(Stored data)
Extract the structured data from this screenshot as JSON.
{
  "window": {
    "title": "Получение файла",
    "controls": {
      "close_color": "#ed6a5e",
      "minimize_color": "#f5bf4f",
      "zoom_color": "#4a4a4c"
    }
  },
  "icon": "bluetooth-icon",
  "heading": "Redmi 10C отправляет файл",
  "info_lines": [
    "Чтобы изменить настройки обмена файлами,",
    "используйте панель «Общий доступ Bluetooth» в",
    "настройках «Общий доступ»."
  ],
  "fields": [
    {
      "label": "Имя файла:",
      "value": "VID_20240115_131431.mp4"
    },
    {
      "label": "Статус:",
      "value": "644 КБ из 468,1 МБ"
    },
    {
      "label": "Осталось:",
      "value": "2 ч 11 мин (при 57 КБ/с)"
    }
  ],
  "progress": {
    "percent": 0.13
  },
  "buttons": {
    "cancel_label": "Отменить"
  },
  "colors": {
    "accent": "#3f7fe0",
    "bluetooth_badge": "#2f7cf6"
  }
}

**Exercise aim:** Look above for lines with the word "доступ" and copy them all.

**The response:**
    "используйте панель «Общий доступ Bluetooth» в",
    "настройках «Общий доступ»."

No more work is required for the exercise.